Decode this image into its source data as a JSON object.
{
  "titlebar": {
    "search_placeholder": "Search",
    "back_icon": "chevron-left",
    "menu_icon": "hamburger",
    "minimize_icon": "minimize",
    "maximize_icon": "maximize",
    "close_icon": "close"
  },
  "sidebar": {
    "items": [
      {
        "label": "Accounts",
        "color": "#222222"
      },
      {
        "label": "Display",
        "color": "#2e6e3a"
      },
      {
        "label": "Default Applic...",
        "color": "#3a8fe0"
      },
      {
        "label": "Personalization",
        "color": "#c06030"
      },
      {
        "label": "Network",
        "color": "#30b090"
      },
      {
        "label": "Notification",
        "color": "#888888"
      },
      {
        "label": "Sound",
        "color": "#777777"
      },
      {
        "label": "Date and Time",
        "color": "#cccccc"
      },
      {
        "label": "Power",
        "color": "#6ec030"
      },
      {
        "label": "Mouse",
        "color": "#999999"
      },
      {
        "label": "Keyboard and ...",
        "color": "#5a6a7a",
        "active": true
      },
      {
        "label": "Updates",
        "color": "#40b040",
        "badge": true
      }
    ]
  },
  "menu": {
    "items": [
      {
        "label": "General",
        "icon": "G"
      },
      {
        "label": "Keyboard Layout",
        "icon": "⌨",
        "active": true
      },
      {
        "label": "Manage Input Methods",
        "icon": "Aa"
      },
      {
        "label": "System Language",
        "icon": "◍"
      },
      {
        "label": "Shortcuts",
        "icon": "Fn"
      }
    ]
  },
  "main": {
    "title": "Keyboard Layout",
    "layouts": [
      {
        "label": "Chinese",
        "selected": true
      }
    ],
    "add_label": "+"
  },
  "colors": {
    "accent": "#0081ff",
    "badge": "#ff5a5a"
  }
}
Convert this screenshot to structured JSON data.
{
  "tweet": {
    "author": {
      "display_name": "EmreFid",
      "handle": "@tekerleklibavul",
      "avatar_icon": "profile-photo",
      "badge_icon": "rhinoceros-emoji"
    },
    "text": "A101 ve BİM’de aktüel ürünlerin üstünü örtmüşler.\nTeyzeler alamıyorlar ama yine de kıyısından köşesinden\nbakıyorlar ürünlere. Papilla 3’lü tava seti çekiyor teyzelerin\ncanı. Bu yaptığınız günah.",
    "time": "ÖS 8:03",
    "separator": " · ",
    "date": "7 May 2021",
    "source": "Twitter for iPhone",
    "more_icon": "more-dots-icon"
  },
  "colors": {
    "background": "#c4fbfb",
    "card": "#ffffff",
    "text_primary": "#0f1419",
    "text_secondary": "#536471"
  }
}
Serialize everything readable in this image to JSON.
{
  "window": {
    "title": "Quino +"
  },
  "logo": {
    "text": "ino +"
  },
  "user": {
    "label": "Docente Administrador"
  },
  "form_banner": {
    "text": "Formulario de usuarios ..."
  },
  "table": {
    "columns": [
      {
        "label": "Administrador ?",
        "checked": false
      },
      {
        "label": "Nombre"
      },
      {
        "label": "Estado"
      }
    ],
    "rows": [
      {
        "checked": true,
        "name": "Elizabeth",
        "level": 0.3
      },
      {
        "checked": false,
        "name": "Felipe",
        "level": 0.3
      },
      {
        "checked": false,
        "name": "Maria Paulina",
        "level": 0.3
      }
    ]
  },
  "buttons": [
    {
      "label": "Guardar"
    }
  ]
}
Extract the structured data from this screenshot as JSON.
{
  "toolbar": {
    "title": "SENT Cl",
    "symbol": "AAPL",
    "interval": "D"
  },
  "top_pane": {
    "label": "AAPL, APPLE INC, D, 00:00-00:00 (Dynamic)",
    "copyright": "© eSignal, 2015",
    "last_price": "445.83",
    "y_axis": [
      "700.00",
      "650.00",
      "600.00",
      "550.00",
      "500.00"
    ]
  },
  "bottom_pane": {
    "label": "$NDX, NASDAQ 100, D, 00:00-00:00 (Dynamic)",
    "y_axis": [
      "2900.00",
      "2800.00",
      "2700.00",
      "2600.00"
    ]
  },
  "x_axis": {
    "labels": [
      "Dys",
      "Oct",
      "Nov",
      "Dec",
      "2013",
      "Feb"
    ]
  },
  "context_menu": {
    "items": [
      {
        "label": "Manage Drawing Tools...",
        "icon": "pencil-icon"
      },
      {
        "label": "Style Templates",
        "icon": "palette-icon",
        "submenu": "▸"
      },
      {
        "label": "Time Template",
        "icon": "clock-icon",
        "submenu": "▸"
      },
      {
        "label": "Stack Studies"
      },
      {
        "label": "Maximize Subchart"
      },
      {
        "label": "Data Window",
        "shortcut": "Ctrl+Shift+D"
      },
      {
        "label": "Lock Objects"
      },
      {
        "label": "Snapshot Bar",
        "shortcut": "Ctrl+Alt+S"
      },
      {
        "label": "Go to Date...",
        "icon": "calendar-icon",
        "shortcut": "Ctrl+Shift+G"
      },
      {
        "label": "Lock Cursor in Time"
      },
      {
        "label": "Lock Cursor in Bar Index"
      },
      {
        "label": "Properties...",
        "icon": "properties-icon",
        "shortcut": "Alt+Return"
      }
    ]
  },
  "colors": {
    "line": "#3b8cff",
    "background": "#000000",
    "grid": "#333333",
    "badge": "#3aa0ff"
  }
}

→ Exercise aim
Identify the lines above with the word "true". Copy them.

→ Worked answer
        "active": true
        "badge": true
        "active": true
        "selected": true
        "checked": true,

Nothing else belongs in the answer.